■ **What you should do**
List each line of the data that holds the word "Mismatch".

Stored data entries:
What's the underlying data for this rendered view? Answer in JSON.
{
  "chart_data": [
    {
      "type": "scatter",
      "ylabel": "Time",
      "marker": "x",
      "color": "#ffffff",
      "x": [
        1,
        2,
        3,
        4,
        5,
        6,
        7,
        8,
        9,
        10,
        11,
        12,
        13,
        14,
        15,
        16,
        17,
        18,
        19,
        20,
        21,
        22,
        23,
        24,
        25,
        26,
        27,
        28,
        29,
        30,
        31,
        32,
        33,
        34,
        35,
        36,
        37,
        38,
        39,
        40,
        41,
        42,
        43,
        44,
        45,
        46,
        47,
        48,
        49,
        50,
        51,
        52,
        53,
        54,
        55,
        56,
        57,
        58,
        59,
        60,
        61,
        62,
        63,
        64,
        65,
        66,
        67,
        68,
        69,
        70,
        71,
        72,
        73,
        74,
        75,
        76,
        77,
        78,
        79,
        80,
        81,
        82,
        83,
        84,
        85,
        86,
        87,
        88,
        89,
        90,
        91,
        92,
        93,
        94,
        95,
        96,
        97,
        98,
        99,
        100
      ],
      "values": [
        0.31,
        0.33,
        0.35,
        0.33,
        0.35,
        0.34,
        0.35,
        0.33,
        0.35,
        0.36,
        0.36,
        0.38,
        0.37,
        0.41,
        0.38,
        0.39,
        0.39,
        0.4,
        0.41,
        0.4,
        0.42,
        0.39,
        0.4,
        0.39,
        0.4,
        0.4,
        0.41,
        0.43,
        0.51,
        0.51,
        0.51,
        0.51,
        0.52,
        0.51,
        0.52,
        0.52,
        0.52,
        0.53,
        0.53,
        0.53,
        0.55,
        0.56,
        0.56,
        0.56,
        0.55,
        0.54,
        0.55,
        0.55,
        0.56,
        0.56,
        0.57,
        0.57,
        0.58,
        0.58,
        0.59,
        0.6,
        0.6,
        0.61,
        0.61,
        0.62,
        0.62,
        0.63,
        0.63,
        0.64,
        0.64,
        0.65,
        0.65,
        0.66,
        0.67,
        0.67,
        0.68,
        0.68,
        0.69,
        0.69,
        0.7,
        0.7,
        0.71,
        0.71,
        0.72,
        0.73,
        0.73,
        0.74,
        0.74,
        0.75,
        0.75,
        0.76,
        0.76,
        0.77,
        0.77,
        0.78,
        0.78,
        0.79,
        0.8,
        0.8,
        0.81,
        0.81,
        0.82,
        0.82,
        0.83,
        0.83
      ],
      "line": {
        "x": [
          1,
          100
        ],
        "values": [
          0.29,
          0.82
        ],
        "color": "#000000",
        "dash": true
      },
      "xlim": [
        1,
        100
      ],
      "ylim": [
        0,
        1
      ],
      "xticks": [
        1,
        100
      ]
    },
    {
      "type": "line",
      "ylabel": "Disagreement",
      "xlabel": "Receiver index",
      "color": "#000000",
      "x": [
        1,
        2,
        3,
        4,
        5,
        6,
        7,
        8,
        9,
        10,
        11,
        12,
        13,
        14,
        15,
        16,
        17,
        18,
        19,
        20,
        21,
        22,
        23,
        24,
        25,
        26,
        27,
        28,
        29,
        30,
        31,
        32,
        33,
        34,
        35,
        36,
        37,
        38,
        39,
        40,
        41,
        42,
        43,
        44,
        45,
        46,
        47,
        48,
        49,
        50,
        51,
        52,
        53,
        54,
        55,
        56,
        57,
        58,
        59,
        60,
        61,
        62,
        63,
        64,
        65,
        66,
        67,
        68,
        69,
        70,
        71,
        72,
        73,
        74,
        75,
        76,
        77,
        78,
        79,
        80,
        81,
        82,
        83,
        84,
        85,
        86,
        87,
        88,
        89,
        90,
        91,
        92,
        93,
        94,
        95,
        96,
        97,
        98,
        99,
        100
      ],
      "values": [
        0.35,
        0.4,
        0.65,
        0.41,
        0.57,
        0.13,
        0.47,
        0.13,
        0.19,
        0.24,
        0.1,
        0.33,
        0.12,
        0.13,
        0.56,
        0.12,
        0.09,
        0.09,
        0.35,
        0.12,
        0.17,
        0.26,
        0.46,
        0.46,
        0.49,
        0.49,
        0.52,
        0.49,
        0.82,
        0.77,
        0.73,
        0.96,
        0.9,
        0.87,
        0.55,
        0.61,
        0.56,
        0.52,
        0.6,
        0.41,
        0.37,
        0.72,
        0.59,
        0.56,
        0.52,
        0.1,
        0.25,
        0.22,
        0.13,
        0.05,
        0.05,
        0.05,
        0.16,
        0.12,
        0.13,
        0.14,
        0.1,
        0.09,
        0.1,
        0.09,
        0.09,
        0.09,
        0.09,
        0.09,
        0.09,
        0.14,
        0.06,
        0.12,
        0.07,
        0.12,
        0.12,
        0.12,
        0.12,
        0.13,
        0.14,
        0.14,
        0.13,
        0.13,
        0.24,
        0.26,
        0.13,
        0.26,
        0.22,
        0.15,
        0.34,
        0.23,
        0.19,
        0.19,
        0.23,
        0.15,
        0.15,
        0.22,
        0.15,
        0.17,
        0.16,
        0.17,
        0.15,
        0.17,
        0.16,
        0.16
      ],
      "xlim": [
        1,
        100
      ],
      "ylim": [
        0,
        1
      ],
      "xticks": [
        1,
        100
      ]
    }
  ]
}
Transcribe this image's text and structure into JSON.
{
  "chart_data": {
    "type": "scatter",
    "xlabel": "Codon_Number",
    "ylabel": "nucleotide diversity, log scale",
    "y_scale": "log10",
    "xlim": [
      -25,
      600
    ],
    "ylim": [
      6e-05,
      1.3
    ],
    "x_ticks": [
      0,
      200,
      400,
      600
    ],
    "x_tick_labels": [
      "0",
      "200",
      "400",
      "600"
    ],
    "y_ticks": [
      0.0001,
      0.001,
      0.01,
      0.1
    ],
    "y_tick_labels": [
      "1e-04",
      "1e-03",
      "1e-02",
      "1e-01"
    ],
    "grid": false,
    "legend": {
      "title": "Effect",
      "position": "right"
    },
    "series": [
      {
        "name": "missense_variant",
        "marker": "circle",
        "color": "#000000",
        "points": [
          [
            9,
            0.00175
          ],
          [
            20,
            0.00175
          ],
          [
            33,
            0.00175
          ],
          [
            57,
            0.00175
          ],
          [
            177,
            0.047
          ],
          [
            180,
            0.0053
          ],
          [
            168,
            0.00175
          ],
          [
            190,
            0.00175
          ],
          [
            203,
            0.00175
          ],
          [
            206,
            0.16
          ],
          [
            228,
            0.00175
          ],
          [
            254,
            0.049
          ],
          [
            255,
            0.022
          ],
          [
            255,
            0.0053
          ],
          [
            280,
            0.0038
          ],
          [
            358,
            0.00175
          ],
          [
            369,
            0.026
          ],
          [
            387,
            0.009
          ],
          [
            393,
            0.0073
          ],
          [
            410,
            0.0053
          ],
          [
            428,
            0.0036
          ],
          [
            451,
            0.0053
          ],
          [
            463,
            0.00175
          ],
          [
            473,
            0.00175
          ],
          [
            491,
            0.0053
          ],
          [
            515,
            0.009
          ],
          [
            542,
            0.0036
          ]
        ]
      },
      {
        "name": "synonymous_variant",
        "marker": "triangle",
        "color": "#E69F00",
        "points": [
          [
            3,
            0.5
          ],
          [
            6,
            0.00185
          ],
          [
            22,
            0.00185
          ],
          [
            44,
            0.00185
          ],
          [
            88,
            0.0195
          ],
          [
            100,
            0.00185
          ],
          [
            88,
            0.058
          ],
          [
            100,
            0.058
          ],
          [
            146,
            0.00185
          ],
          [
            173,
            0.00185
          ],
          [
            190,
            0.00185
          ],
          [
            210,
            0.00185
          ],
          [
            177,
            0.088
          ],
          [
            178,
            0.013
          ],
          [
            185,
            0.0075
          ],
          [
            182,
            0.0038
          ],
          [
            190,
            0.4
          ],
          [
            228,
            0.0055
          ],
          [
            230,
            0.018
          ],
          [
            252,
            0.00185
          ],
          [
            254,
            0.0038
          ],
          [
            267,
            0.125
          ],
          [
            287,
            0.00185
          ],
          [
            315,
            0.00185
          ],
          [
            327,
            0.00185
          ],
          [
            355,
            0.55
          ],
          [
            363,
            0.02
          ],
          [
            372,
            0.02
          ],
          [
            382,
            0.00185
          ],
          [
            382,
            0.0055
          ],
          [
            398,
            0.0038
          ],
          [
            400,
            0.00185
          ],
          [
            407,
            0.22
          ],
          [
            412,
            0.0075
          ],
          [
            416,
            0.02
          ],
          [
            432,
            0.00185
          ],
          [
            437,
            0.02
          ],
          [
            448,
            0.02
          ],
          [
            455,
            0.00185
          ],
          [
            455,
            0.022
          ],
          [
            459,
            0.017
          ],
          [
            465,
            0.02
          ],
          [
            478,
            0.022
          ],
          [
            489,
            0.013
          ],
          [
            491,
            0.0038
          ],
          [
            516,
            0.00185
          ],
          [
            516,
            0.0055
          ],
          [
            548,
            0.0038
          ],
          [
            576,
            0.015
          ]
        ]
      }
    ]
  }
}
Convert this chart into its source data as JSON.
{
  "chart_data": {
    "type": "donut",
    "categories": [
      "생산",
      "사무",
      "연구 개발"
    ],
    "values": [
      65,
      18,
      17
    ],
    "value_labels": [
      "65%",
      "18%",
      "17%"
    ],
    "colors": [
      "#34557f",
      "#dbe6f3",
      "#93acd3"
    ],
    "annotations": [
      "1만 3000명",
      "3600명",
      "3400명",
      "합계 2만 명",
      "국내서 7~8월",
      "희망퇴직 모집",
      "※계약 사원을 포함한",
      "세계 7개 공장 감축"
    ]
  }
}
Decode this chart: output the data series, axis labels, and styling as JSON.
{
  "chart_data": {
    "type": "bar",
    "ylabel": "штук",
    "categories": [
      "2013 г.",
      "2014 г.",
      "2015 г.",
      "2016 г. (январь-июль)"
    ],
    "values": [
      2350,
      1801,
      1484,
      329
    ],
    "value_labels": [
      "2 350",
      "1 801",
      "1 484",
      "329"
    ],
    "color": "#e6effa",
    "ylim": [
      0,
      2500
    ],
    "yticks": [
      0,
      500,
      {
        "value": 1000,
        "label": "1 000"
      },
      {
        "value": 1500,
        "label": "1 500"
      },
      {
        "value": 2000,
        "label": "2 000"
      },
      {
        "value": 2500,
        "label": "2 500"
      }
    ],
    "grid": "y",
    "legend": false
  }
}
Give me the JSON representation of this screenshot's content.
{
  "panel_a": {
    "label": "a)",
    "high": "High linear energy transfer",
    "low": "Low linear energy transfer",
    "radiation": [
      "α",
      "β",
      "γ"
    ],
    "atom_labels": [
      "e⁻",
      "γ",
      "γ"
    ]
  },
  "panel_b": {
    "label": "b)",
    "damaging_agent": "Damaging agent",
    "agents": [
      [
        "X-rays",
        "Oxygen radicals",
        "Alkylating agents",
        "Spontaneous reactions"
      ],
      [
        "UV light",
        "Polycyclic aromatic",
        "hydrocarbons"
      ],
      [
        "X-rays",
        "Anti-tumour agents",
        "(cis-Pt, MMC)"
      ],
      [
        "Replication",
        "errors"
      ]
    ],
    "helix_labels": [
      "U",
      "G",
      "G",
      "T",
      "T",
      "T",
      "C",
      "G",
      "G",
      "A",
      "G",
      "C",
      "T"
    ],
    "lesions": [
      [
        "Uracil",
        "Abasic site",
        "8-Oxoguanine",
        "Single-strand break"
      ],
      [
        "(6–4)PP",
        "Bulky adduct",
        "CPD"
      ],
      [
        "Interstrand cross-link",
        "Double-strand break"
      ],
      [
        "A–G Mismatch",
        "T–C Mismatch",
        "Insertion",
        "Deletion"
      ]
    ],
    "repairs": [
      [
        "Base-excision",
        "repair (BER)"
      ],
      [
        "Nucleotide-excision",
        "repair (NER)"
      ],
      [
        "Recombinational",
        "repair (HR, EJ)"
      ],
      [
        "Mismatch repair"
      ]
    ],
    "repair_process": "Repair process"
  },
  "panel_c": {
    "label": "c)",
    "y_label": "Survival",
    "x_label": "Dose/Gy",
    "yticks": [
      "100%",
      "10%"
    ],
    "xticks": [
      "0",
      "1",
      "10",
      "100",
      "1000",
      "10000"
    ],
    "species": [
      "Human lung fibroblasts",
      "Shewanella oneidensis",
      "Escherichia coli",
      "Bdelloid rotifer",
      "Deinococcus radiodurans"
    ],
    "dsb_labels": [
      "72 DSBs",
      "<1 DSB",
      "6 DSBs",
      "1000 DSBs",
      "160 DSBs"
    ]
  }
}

■ **Answer for the task**
        "A–G Mismatch",
        "T–C Mismatch",
        "Mismatch repair"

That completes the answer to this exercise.